EXERCISE INPUT.
--- --- ---
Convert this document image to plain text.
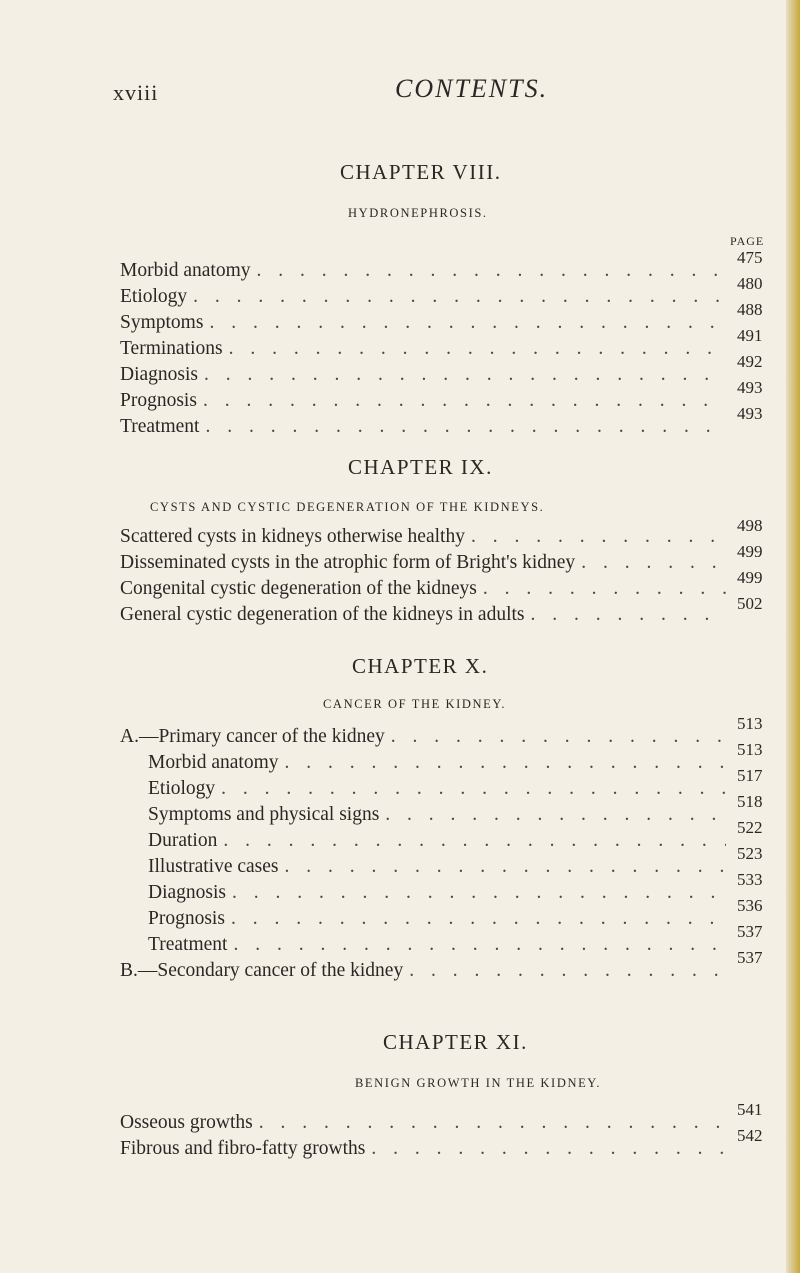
xviii	CONTENTS.
CHAPTER VIII.
HYDRONEPHROSIS.
PAGE
Morbid anatomy
. . .
475
Etiology
. . .
480
Symptoms
. . .
488
Terminations
. . .
491
Diagnosis
. . .
492
Prognosis
. . .
493
Treatment
. . .
493
CHAPTER IX.
CYSTS AND CYSTIC DEGENERATION OF THE KIDNEYS.
Scattered cysts in kidneys otherwise healthy
. . .
498
Disseminated cysts in the atrophic form of Bright's kidney
. . .
499
Congenital cystic degeneration of the kidneys
. . .
499
General cystic degeneration of the kidneys in adults
. . .
502
CHAPTER X.
CANCER OF THE KIDNEY.
A.—Primary cancer of the kidney
. . .
513
Morbid anatomy
. . .
513
Etiology
. . .
517
Symptoms and physical signs
. . .
518
Duration
. . .
522
Illustrative cases
. . .
523
Diagnosis
. . .
533
Prognosis
. . .
536
Treatment
. . .
537
B.—Secondary cancer of the kidney
. . .
537
CHAPTER XI.
BENIGN GROWTH IN THE KIDNEY.
Osseous growths
. . .
541
Fibrous and fibro-fatty growths
. . .
542
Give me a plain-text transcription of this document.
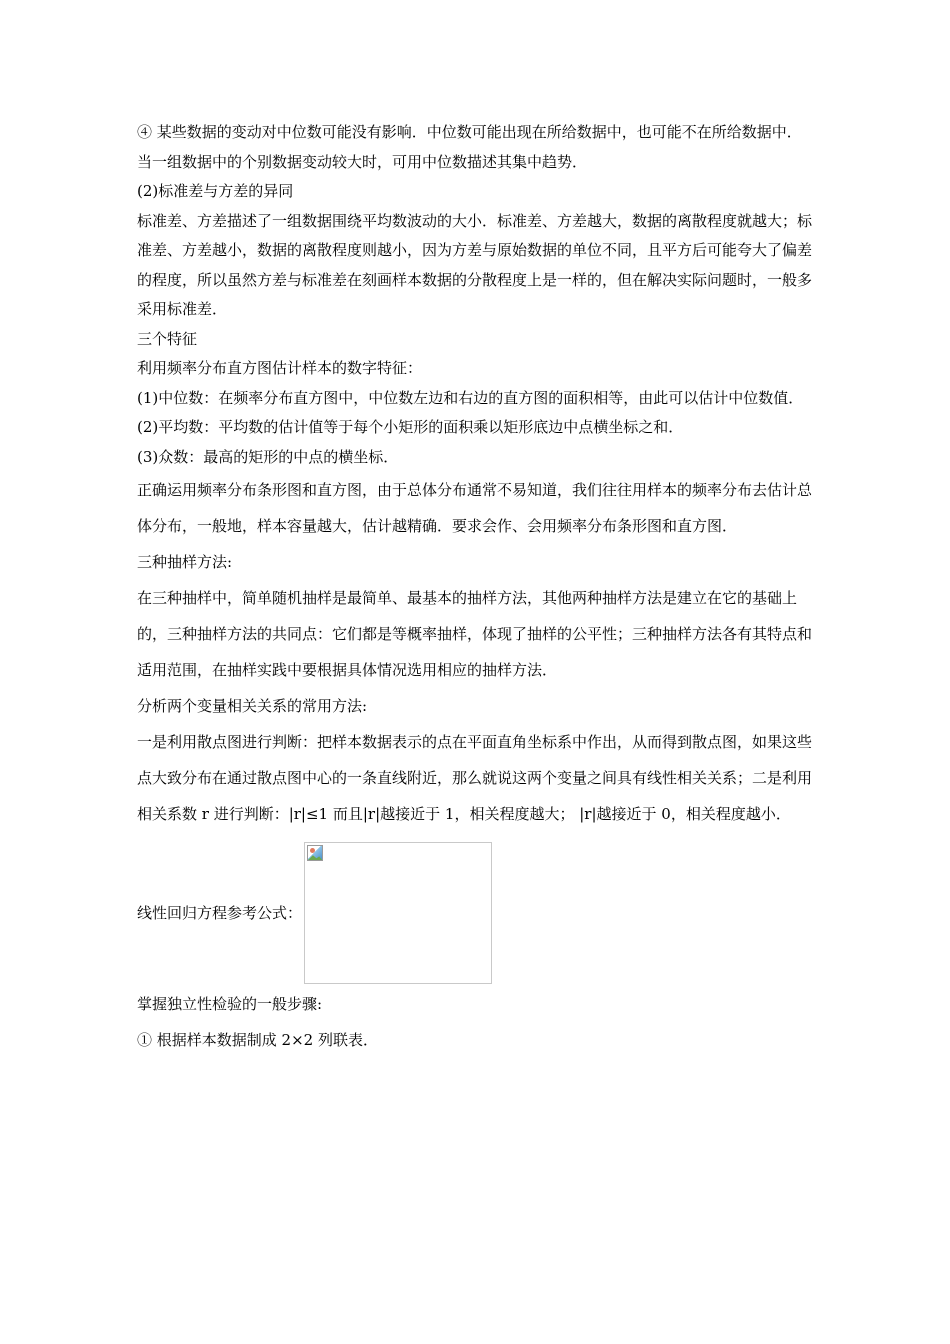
④ 某些数据的变动对中位数可能没有影响．中位数可能出现在所给数据中，也可能不在所给数据中．当一组数据中的个别数据变动较大时，可用中位数描述其集中趋势．

(2)标准差与方差的异同

标准差、方差描述了一组数据围绕平均数波动的大小．标准差、方差越大，数据的离散程度就越大；标准差、方差越小，数据的离散程度则越小，因为方差与原始数据的单位不同，且平方后可能夸大了偏差的程度，所以虽然方差与标准差在刻画样本数据的分散程度上是一样的，但在解决实际问题时，一般多采用标准差．

三个特征

利用频率分布直方图估计样本的数字特征：

(1)中位数：在频率分布直方图中，中位数左边和右边的直方图的面积相等，由此可以估计中位数值．

(2)平均数：平均数的估计值等于每个小矩形的面积乘以矩形底边中点横坐标之和．

(3)众数：最高的矩形的中点的横坐标．

正确运用频率分布条形图和直方图，由于总体分布通常不易知道，我们往往用样本的频率分布去估计总体分布，一般地，样本容量越大，估计越精确．要求会作、会用频率分布条形图和直方图．

三种抽样方法:

在三种抽样中，简单随机抽样是最简单、最基本的抽样方法，其他两种抽样方法是建立在它的基础上的，三种抽样方法的共同点：它们都是等概率抽样，体现了抽样的公平性；三种抽样方法各有其特点和适用范围，在抽样实践中要根据具体情况选用相应的抽样方法．

分析两个变量相关关系的常用方法:

一是利用散点图进行判断：把样本数据表示的点在平面直角坐标系中作出，从而得到散点图，如果这些点大致分布在通过散点图中心的一条直线附近，那么就说这两个变量之间具有线性相关关系；二是利用相关系数 r 进行判断：|r|≤1 而且|r|越接近于 1，相关程度越大； |r|越接近于 0，相关程度越小．

线性回归方程参考公式：

掌握独立性检验的一般步骤:

① 根据样本数据制成 2×2 列联表．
--- --- ---
Reproduce every record above exactly, but leave out the pictures.

COMPLETED EXERCISE.
Convert this document image to plain text.
xviii	CONTENTS.
CHAPTER VIII.
HYDRONEPHROSIS.
PAGE
Morbid anatomy
. . .
475
Etiology
. . .
480
Symptoms
. . .
488
Terminations
. . .
491
Diagnosis
. . .
492
Prognosis
. . .
493
Treatment
. . .
493
CHAPTER IX.
CYSTS AND CYSTIC DEGENERATION OF THE KIDNEYS.
Scattered cysts in kidneys otherwise healthy
. . .
498
Disseminated cysts in the atrophic form of Bright's kidney
. . .
499
Congenital cystic degeneration of the kidneys
. . .
499
General cystic degeneration of the kidneys in adults
. . .
502
CHAPTER X.
CANCER OF THE KIDNEY.
A.—Primary cancer of the kidney
. . .
513
Morbid anatomy
. . .
513
Etiology
. . .
517
Symptoms and physical signs
. . .
518
Duration
. . .
522
Illustrative cases
. . .
523
Diagnosis
. . .
533
Prognosis
. . .
536
Treatment
. . .
537
B.—Secondary cancer of the kidney
. . .
537
CHAPTER XI.
BENIGN GROWTH IN THE KIDNEY.
Osseous growths
. . .
541
Fibrous and fibro-fatty growths
. . .
542
Give me a plain-text transcription of this document.
④ 某些数据的变动对中位数可能没有影响．中位数可能出现在所给数据中，也可能不在所给数据中．当一组数据中的个别数据变动较大时，可用中位数描述其集中趋势．

(2)标准差与方差的异同

标准差、方差描述了一组数据围绕平均数波动的大小．标准差、方差越大，数据的离散程度就越大；标准差、方差越小，数据的离散程度则越小，因为方差与原始数据的单位不同，且平方后可能夸大了偏差的程度，所以虽然方差与标准差在刻画样本数据的分散程度上是一样的，但在解决实际问题时，一般多采用标准差．

三个特征

利用频率分布直方图估计样本的数字特征：

(1)中位数：在频率分布直方图中，中位数左边和右边的直方图的面积相等，由此可以估计中位数值．

(2)平均数：平均数的估计值等于每个小矩形的面积乘以矩形底边中点横坐标之和．

(3)众数：最高的矩形的中点的横坐标．

正确运用频率分布条形图和直方图，由于总体分布通常不易知道，我们往往用样本的频率分布去估计总体分布，一般地，样本容量越大，估计越精确．要求会作、会用频率分布条形图和直方图．

三种抽样方法:

在三种抽样中，简单随机抽样是最简单、最基本的抽样方法，其他两种抽样方法是建立在它的基础上的，三种抽样方法的共同点：它们都是等概率抽样，体现了抽样的公平性；三种抽样方法各有其特点和适用范围，在抽样实践中要根据具体情况选用相应的抽样方法．

分析两个变量相关关系的常用方法:

一是利用散点图进行判断：把样本数据表示的点在平面直角坐标系中作出，从而得到散点图，如果这些点大致分布在通过散点图中心的一条直线附近，那么就说这两个变量之间具有线性相关关系；二是利用相关系数 r 进行判断：|r|≤1 而且|r|越接近于 1，相关程度越大； |r|越接近于 0，相关程度越小．

线性回归方程参考公式：

掌握独立性检验的一般步骤:

① 根据样本数据制成 2×2 列联表．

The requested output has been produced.